▶ Records provided
(begin)

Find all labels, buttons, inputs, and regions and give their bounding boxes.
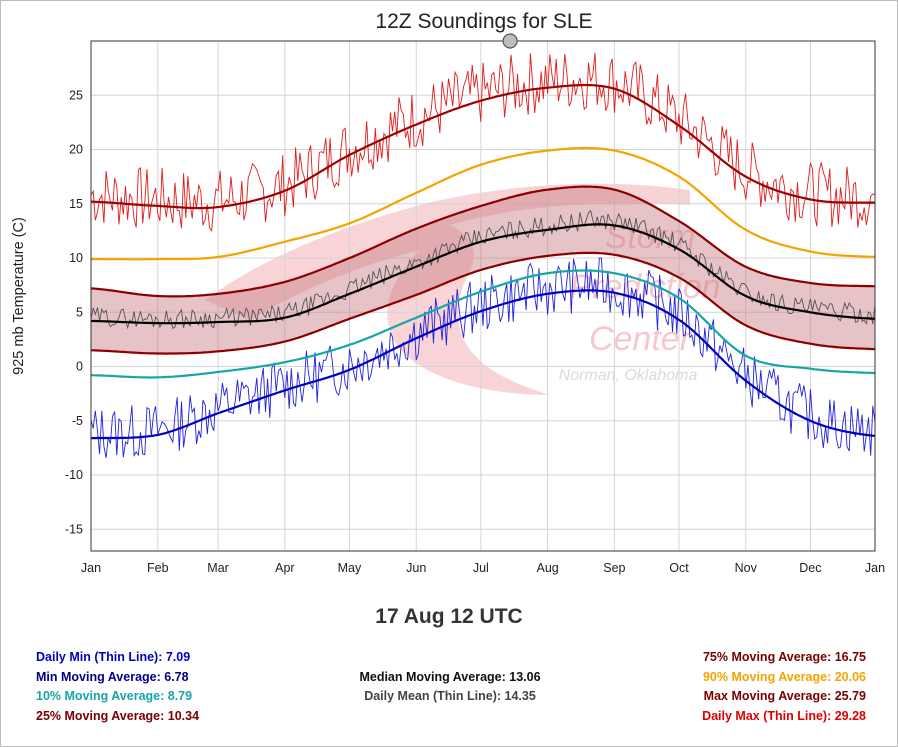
median-moving-average-line (91, 223, 876, 325)
watermark-text: Norman, Oklahoma (559, 367, 698, 384)
stat-p75-moving-average: 75% Moving Average: 16.75 (702, 650, 866, 664)
x-tick-label: Jan (81, 561, 101, 575)
p75-moving-average-line (90, 185, 875, 298)
selected-date: 17 Aug 12 UTC (375, 605, 523, 628)
y-axis-label: 925 mb Temperature (C) (11, 217, 27, 375)
stat-daily-max: Daily Max (Thin Line): 29.28 (702, 709, 866, 723)
p25-moving-average-line (91, 251, 876, 355)
x-tick-label: Apr (275, 561, 294, 575)
max-moving-average-line (90, 83, 876, 210)
p25-p75-band (91, 186, 875, 354)
plot-border (90, 40, 876, 552)
daily-max-line (90, 52, 876, 232)
x-tick-label: Nov (735, 561, 758, 575)
stat-max-moving-average: Max Moving Average: 25.79 (703, 689, 866, 703)
p90-moving-average-line (91, 146, 876, 261)
y-tick-label: -15 (65, 522, 83, 536)
stat-p10-moving-average: 10% Moving Average: 8.79 (36, 689, 193, 703)
watermark-swoosh (205, 183, 690, 395)
chart: 12Z Soundings for SLEStormPredictionCent… (11, 10, 885, 575)
x-tick-label: Oct (669, 561, 689, 575)
min-moving-average-line (91, 289, 876, 440)
y-tick-label: 0 (76, 360, 83, 374)
date-slider-handle[interactable] (502, 33, 518, 49)
p10-moving-average-line (90, 269, 875, 379)
x-tick-label: Feb (147, 561, 169, 575)
stat-daily-mean: Daily Mean (Thin Line): 14.35 (364, 689, 536, 703)
x-tick-label: Mar (207, 561, 229, 575)
y-tick-label: 20 (69, 143, 83, 157)
y-tick-label: 10 (69, 251, 83, 265)
stat-min-moving-average: Min Moving Average: 6.78 (36, 670, 189, 684)
stat-median-moving-average: Median Moving Average: 13.06 (359, 670, 541, 684)
x-tick-label: May (338, 561, 362, 575)
chart-title: 12Z Soundings for SLE (375, 10, 592, 33)
y-tick-label: 5 (76, 305, 83, 319)
x-tick-label: Jul (473, 561, 489, 575)
stat-daily-min: Daily Min (Thin Line): 7.09 (36, 650, 191, 664)
y-tick-label: 25 (69, 88, 83, 102)
x-tick-label: Aug (536, 561, 558, 575)
stat-p90-moving-average: 90% Moving Average: 20.06 (702, 670, 866, 684)
x-tick-label: Sep (603, 561, 625, 575)
y-tick-label: 15 (69, 197, 83, 211)
stat-p25-moving-average: 25% Moving Average: 10.34 (36, 709, 200, 723)
x-tick-label: Jan (865, 561, 885, 575)
y-tick-label: -10 (65, 468, 83, 482)
x-tick-label: Jun (406, 561, 426, 575)
watermark-text: Center (589, 320, 693, 358)
x-tick-label: Dec (799, 561, 821, 575)
daily-min-line (90, 257, 876, 458)
y-tick-label: -5 (72, 414, 83, 428)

(end)

▶ What you should do
In every line above, swap "Thin Line" for "Thin Trace", keep everything else unchanged, and omit the pictures.

▶ Finished exercise
Find all labels, buttons, inputs, and regions and give their bounding boxes.
median-moving-average-line (91, 223, 876, 325)
watermark-text: Norman, Oklahoma (559, 367, 698, 384)
stat-p75-moving-average: 75% Moving Average: 16.75 (702, 650, 866, 664)
x-tick-label: Jan (81, 561, 101, 575)
p75-moving-average-line (90, 185, 875, 298)
selected-date: 17 Aug 12 UTC (375, 605, 523, 628)
y-axis-label: 925 mb Temperature (C) (11, 217, 27, 375)
stat-daily-max: Daily Max (Thin Trace): 29.28 (702, 709, 866, 723)
p25-moving-average-line (91, 251, 876, 355)
x-tick-label: Apr (275, 561, 294, 575)
max-moving-average-line (90, 83, 876, 210)
p25-p75-band (91, 186, 875, 354)
plot-border (90, 40, 876, 552)
daily-max-line (90, 52, 876, 232)
x-tick-label: Nov (735, 561, 758, 575)
stat-max-moving-average: Max Moving Average: 25.79 (703, 689, 866, 703)
p90-moving-average-line (91, 146, 876, 261)
y-tick-label: -15 (65, 522, 83, 536)
stat-p10-moving-average: 10% Moving Average: 8.79 (36, 689, 193, 703)
watermark-swoosh (205, 183, 690, 395)
chart: 12Z Soundings for SLEStormPredictionCent… (11, 10, 885, 575)
x-tick-label: Oct (669, 561, 689, 575)
min-moving-average-line (91, 289, 876, 440)
y-tick-label: 0 (76, 360, 83, 374)
date-slider-handle[interactable] (502, 33, 518, 49)
p10-moving-average-line (90, 269, 875, 379)
x-tick-label: Feb (147, 561, 169, 575)
stat-daily-mean: Daily Mean (Thin Trace): 14.35 (364, 689, 536, 703)
x-tick-label: Mar (207, 561, 229, 575)
y-tick-label: 20 (69, 143, 83, 157)
y-tick-label: 10 (69, 251, 83, 265)
stat-min-moving-average: Min Moving Average: 6.78 (36, 670, 189, 684)
stat-median-moving-average: Median Moving Average: 13.06 (359, 670, 541, 684)
x-tick-label: May (338, 561, 362, 575)
chart-title: 12Z Soundings for SLE (375, 10, 592, 33)
y-tick-label: 5 (76, 305, 83, 319)
x-tick-label: Jul (473, 561, 489, 575)
stat-daily-min: Daily Min (Thin Trace): 7.09 (36, 650, 191, 664)
y-tick-label: 25 (69, 88, 83, 102)
x-tick-label: Aug (536, 561, 558, 575)
stat-p90-moving-average: 90% Moving Average: 20.06 (702, 670, 866, 684)
x-tick-label: Sep (603, 561, 625, 575)
y-tick-label: 15 (69, 197, 83, 211)
stat-p25-moving-average: 25% Moving Average: 10.34 (36, 709, 200, 723)
x-tick-label: Jan (865, 561, 885, 575)
y-tick-label: -10 (65, 468, 83, 482)
x-tick-label: Jun (406, 561, 426, 575)
watermark-text: Center (589, 320, 693, 358)
x-tick-label: Dec (799, 561, 821, 575)
daily-min-line (90, 257, 876, 458)
y-tick-label: -5 (72, 414, 83, 428)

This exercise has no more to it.